_Aim_. Copy out every line in the entries below that includes "need".

↓↓↓

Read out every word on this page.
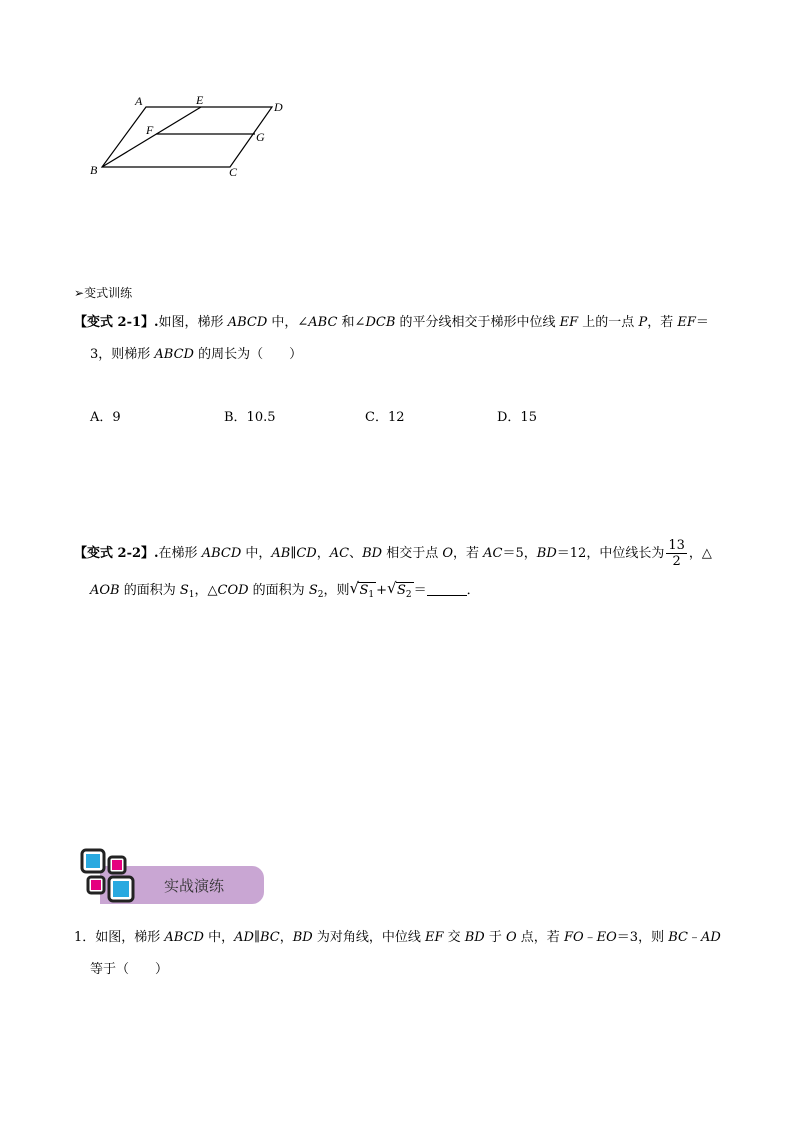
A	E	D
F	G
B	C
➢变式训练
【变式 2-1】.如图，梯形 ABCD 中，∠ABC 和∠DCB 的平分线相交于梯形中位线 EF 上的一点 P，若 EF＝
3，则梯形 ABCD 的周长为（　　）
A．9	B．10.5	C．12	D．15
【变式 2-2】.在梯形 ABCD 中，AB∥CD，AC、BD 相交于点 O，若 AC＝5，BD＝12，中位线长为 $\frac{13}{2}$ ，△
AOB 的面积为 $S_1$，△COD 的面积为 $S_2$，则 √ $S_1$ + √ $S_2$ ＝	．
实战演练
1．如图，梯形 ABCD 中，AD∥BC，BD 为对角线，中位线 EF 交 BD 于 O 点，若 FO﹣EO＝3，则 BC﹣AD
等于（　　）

↑↑↑
↓↓↓

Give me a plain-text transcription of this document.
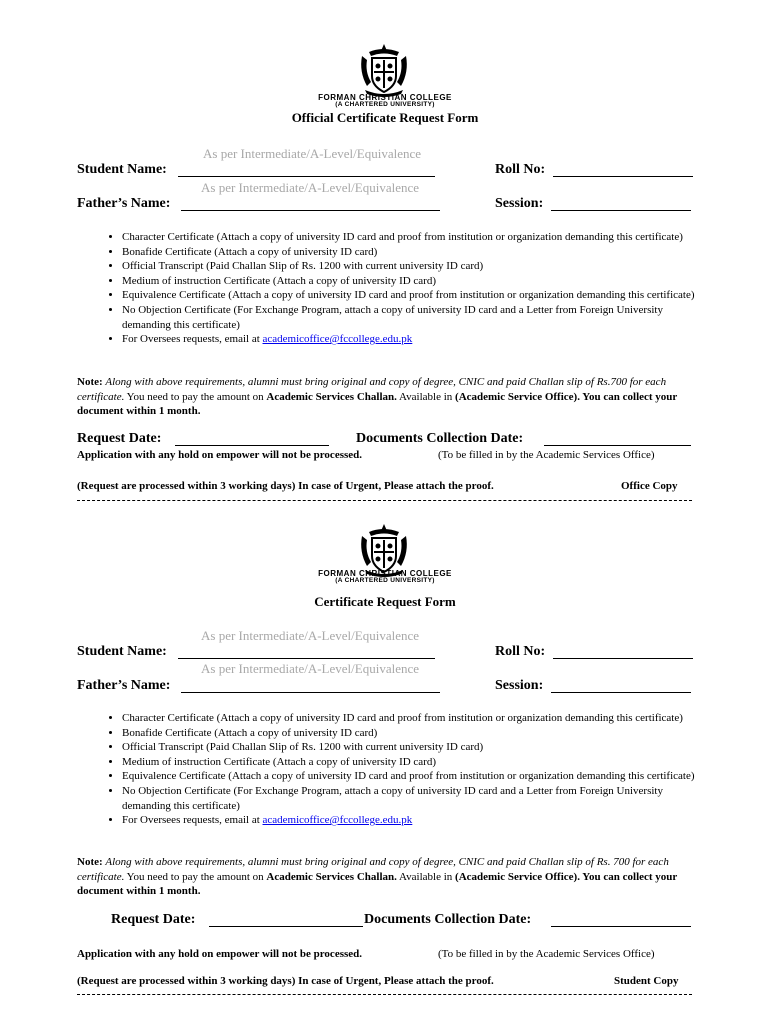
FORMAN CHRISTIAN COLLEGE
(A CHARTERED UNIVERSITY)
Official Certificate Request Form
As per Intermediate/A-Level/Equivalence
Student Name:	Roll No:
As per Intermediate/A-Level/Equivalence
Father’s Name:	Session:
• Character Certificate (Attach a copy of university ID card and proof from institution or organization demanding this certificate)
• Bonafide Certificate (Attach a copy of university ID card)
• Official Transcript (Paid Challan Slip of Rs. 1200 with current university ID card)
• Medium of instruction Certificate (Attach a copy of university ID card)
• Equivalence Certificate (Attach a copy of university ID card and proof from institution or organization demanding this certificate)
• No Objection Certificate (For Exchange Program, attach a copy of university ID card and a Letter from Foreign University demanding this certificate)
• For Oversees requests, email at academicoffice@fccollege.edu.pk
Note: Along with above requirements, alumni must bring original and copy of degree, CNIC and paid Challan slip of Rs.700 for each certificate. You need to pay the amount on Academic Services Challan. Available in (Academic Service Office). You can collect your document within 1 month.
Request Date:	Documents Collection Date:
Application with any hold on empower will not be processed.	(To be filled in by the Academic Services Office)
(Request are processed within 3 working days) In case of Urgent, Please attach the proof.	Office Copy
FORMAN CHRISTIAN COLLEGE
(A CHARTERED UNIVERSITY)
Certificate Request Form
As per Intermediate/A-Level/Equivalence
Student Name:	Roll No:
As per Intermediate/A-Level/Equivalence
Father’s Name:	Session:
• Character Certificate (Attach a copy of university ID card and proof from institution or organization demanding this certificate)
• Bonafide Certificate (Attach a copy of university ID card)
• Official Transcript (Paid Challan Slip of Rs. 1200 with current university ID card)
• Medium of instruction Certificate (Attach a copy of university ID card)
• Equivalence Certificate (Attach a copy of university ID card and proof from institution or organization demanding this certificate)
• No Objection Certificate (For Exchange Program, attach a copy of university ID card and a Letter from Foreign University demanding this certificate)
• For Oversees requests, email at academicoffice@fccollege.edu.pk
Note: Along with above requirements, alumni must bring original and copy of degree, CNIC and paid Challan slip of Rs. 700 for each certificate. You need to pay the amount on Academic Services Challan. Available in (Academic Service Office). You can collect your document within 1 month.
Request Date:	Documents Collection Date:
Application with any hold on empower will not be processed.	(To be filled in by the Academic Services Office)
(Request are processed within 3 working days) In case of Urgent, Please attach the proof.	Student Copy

↑↑↑

_Response to the exercise_.
Note: Along with above requirements, alumni must bring original and copy of degree, CNIC and paid Challan slip of Rs.700 for each certificate. You need to pay the amount on Academic Services Challan. Available in (Academic Service Office). You can collect your document within 1 month.
Note: Along with above requirements, alumni must bring original and copy of degree, CNIC and paid Challan slip of Rs. 700 for each certificate. You need to pay the amount on Academic Services Challan. Available in (Academic Service Office). You can collect your document within 1 month.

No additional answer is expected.